• [PROMPT] From the listing below, extract every line in which the word "Southern" appears.
— begin DATA PROVIDED —
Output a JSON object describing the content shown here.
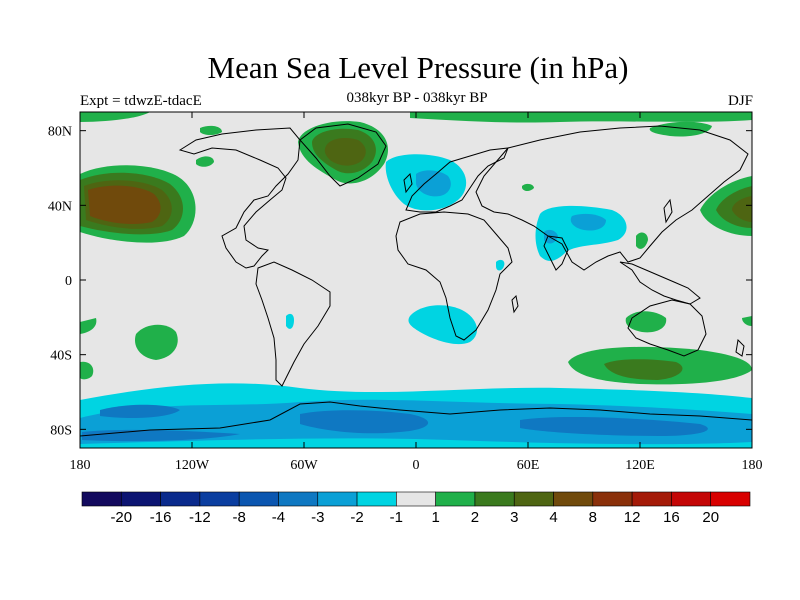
{
  "title": "Mean Sea Level Pressure (in hPa)",
  "subtitle": "038kyr BP - 038kyr BP",
  "left_label": "Expt = tdwzE-tdacE",
  "right_label": "DJF",
  "chart_data": {
    "type": "heatmap",
    "variable": "Mean Sea Level Pressure difference",
    "units": "hPa",
    "season": "DJF",
    "x_range": [
      -180,
      180
    ],
    "y_range": [
      -90,
      90
    ],
    "x_ticks": [
      {
        "value": -180,
        "label": "180"
      },
      {
        "value": -120,
        "label": "120W"
      },
      {
        "value": -60,
        "label": "60W"
      },
      {
        "value": 0,
        "label": "0"
      },
      {
        "value": 60,
        "label": "60E"
      },
      {
        "value": 120,
        "label": "120E"
      },
      {
        "value": 180,
        "label": "180"
      }
    ],
    "y_ticks": [
      {
        "value": 80,
        "label": "80N"
      },
      {
        "value": 40,
        "label": "40N"
      },
      {
        "value": 0,
        "label": "0"
      },
      {
        "value": -40,
        "label": "40S"
      },
      {
        "value": -80,
        "label": "80S"
      }
    ],
    "colorbar": {
      "labels": [
        "-20",
        "-16",
        "-12",
        "-8",
        "-4",
        "-3",
        "-2",
        "-1",
        "1",
        "2",
        "3",
        "4",
        "8",
        "12",
        "16",
        "20"
      ],
      "colors": [
        "#130a5e",
        "#0c1472",
        "#0a2a8c",
        "#0b3ea0",
        "#0b56b0",
        "#0f78c2",
        "#0ba0d6",
        "#00d4e2",
        "#e6e6e6",
        "#20b04a",
        "#3a7a1e",
        "#4e6512",
        "#704a0c",
        "#8a300a",
        "#a41a08",
        "#c40606",
        "#d80000"
      ]
    },
    "anomalies": [
      {
        "region": "North Pacific (Aleutian)",
        "lon": -160,
        "lat": 40,
        "level": "4 to 8",
        "sign": "positive"
      },
      {
        "region": "Far western North Pacific",
        "lon": 170,
        "lat": 40,
        "level": "3 to 4",
        "sign": "positive"
      },
      {
        "region": "Greenland",
        "lon": -40,
        "lat": 70,
        "level": "3 to 4",
        "sign": "positive"
      },
      {
        "region": "Arctic Siberia",
        "lon": 50,
        "lat": 80,
        "level": "1 to 2",
        "sign": "positive"
      },
      {
        "region": "North Atlantic / Scandinavia",
        "lon": 20,
        "lat": 60,
        "level": "-2 to -1",
        "sign": "negative"
      },
      {
        "region": "Central Asia",
        "lon": 90,
        "lat": 30,
        "level": "-3 to -2",
        "sign": "negative"
      },
      {
        "region": "South Atlantic",
        "lon": 10,
        "lat": -35,
        "level": "-2 to -1",
        "sign": "negative"
      },
      {
        "region": "South Pacific",
        "lon": -140,
        "lat": -30,
        "level": "1 to 2",
        "sign": "positive"
      },
      {
        "region": "Southern Indian Ocean / Australia south",
        "lon": 130,
        "lat": -45,
        "level": "3 to 4",
        "sign": "positive"
      },
      {
        "region": "Southern Ocean / Antarctica",
        "lon": 0,
        "lat": -75,
        "level": "-3 to -1",
        "sign": "negative"
      }
    ]
  }
}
— end DATA PROVIDED —
• [RESULT FOR THIS EXERCISE]
        "region": "Southern Indian Ocean / Australia south",
        "region": "Southern Ocean / Antarctica",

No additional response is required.